- **PROVIDED MATERIAL**:
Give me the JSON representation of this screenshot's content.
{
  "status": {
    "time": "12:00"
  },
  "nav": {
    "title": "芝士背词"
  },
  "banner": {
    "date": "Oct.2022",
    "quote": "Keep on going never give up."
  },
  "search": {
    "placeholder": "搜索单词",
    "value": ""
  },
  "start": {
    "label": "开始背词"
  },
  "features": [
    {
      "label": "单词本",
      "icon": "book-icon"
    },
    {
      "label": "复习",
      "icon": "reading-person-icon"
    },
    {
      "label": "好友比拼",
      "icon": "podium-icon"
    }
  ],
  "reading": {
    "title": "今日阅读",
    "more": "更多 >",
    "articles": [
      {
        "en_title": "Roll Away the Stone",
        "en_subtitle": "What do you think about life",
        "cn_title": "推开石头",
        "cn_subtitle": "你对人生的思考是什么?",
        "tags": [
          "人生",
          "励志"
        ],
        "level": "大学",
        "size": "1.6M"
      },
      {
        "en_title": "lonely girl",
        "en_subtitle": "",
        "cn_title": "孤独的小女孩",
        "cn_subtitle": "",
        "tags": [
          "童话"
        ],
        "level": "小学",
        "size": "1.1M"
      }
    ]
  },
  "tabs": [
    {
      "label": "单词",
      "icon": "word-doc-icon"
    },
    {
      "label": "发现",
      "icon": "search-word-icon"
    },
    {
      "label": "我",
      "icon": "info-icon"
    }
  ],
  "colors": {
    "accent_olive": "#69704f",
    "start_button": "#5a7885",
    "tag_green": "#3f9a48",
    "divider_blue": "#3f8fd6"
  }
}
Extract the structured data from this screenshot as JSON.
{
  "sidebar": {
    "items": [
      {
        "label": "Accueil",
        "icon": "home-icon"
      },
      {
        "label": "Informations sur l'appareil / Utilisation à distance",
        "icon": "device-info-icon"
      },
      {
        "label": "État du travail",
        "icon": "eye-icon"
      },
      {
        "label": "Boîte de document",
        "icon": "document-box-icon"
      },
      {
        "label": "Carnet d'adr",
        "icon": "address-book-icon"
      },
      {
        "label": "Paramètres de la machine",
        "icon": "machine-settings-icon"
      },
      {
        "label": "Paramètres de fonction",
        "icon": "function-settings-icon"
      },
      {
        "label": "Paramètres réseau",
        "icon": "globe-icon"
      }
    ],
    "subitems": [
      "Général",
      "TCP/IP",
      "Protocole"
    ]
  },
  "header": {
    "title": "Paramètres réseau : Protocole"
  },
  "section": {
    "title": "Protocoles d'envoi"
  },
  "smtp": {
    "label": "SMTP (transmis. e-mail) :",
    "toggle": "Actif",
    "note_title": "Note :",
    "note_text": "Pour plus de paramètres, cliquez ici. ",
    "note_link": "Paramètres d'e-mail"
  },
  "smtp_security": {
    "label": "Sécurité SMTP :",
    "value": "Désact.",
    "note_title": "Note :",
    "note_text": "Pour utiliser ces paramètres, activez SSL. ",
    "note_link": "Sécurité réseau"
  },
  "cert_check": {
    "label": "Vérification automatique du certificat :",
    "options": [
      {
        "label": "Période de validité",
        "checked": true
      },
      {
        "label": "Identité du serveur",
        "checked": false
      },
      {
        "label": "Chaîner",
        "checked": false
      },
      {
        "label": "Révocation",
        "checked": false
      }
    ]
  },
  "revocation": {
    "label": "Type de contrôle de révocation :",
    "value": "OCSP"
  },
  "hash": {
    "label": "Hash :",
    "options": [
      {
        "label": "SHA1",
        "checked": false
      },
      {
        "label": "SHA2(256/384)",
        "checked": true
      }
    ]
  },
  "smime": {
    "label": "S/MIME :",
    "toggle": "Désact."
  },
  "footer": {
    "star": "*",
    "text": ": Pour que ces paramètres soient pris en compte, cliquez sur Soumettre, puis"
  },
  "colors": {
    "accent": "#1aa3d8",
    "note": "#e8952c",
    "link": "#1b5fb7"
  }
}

- **WHAT YOU SHOULD DO**:
Copy the material above, line for line.

- **WRITTEN REPLY**:
Give me the JSON representation of this screenshot's content.
{
  "status": {
    "time": "12:00"
  },
  "nav": {
    "title": "芝士背词"
  },
  "banner": {
    "date": "Oct.2022",
    "quote": "Keep on going never give up."
  },
  "search": {
    "placeholder": "搜索单词",
    "value": ""
  },
  "start": {
    "label": "开始背词"
  },
  "features": [
    {
      "label": "单词本",
      "icon": "book-icon"
    },
    {
      "label": "复习",
      "icon": "reading-person-icon"
    },
    {
      "label": "好友比拼",
      "icon": "podium-icon"
    }
  ],
  "reading": {
    "title": "今日阅读",
    "more": "更多 >",
    "articles": [
      {
        "en_title": "Roll Away the Stone",
        "en_subtitle": "What do you think about life",
        "cn_title": "推开石头",
        "cn_subtitle": "你对人生的思考是什么?",
        "tags": [
          "人生",
          "励志"
        ],
        "level": "大学",
        "size": "1.6M"
      },
      {
        "en_title": "lonely girl",
        "en_subtitle": "",
        "cn_title": "孤独的小女孩",
        "cn_subtitle": "",
        "tags": [
          "童话"
        ],
        "level": "小学",
        "size": "1.1M"
      }
    ]
  },
  "tabs": [
    {
      "label": "单词",
      "icon": "word-doc-icon"
    },
    {
      "label": "发现",
      "icon": "search-word-icon"
    },
    {
      "label": "我",
      "icon": "info-icon"
    }
  ],
  "colors": {
    "accent_olive": "#69704f",
    "start_button": "#5a7885",
    "tag_green": "#3f9a48",
    "divider_blue": "#3f8fd6"
  }
}
Extract the structured data from this screenshot as JSON.
{
  "sidebar": {
    "items": [
      {
        "label": "Accueil",
        "icon": "home-icon"
      },
      {
        "label": "Informations sur l'appareil / Utilisation à distance",
        "icon": "device-info-icon"
      },
      {
        "label": "État du travail",
        "icon": "eye-icon"
      },
      {
        "label": "Boîte de document",
        "icon": "document-box-icon"
      },
      {
        "label": "Carnet d'adr",
        "icon": "address-book-icon"
      },
      {
        "label": "Paramètres de la machine",
        "icon": "machine-settings-icon"
      },
      {
        "label": "Paramètres de fonction",
        "icon": "function-settings-icon"
      },
      {
        "label": "Paramètres réseau",
        "icon": "globe-icon"
      }
    ],
    "subitems": [
      "Général",
      "TCP/IP",
      "Protocole"
    ]
  },
  "header": {
    "title": "Paramètres réseau : Protocole"
  },
  "section": {
    "title": "Protocoles d'envoi"
  },
  "smtp": {
    "label": "SMTP (transmis. e-mail) :",
    "toggle": "Actif",
    "note_title": "Note :",
    "note_text": "Pour plus de paramètres, cliquez ici. ",
    "note_link": "Paramètres d'e-mail"
  },
  "smtp_security": {
    "label": "Sécurité SMTP :",
    "value": "Désact.",
    "note_title": "Note :",
    "note_text": "Pour utiliser ces paramètres, activez SSL. ",
    "note_link": "Sécurité réseau"
  },
  "cert_check": {
    "label": "Vérification automatique du certificat :",
    "options": [
      {
        "label": "Période de validité",
        "checked": true
      },
      {
        "label": "Identité du serveur",
        "checked": false
      },
      {
        "label": "Chaîner",
        "checked": false
      },
      {
        "label": "Révocation",
        "checked": false
      }
    ]
  },
  "revocation": {
    "label": "Type de contrôle de révocation :",
    "value": "OCSP"
  },
  "hash": {
    "label": "Hash :",
    "options": [
      {
        "label": "SHA1",
        "checked": false
      },
      {
        "label": "SHA2(256/384)",
        "checked": true
      }
    ]
  },
  "smime": {
    "label": "S/MIME :",
    "toggle": "Désact."
  },
  "footer": {
    "star": "*",
    "text": ": Pour que ces paramètres soient pris en compte, cliquez sur Soumettre, puis"
  },
  "colors": {
    "accent": "#1aa3d8",
    "note": "#e8952c",
    "link": "#1b5fb7"
  }
}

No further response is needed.